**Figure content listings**
------------------------------------
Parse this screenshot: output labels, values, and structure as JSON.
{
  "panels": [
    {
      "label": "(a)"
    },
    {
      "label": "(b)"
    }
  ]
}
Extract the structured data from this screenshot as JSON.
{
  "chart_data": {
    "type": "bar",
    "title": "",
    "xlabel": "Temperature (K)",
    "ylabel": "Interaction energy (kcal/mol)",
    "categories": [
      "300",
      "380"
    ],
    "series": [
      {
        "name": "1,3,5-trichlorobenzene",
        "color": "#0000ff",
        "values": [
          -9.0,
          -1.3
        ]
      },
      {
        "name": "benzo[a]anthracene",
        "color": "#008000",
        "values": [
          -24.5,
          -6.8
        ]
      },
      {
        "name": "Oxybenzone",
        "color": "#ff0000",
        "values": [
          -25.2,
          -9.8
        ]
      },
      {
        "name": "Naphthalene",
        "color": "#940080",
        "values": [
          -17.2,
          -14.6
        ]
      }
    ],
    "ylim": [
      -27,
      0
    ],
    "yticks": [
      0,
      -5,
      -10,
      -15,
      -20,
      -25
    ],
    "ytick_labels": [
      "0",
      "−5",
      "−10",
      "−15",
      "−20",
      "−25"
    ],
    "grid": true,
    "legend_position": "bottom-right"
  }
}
------------------------------------
**BRIEF**
Can you restate every record above word for word?

**FINAL RESULT**
Parse this screenshot: output labels, values, and structure as JSON.
{
  "panels": [
    {
      "label": "(a)"
    },
    {
      "label": "(b)"
    }
  ]
}
Extract the structured data from this screenshot as JSON.
{
  "chart_data": {
    "type": "bar",
    "title": "",
    "xlabel": "Temperature (K)",
    "ylabel": "Interaction energy (kcal/mol)",
    "categories": [
      "300",
      "380"
    ],
    "series": [
      {
        "name": "1,3,5-trichlorobenzene",
        "color": "#0000ff",
        "values": [
          -9.0,
          -1.3
        ]
      },
      {
        "name": "benzo[a]anthracene",
        "color": "#008000",
        "values": [
          -24.5,
          -6.8
        ]
      },
      {
        "name": "Oxybenzone",
        "color": "#ff0000",
        "values": [
          -25.2,
          -9.8
        ]
      },
      {
        "name": "Naphthalene",
        "color": "#940080",
        "values": [
          -17.2,
          -14.6
        ]
      }
    ],
    "ylim": [
      -27,
      0
    ],
    "yticks": [
      0,
      -5,
      -10,
      -15,
      -20,
      -25
    ],
    "ytick_labels": [
      "0",
      "−5",
      "−10",
      "−15",
      "−20",
      "−25"
    ],
    "grid": true,
    "legend_position": "bottom-right"
  }
}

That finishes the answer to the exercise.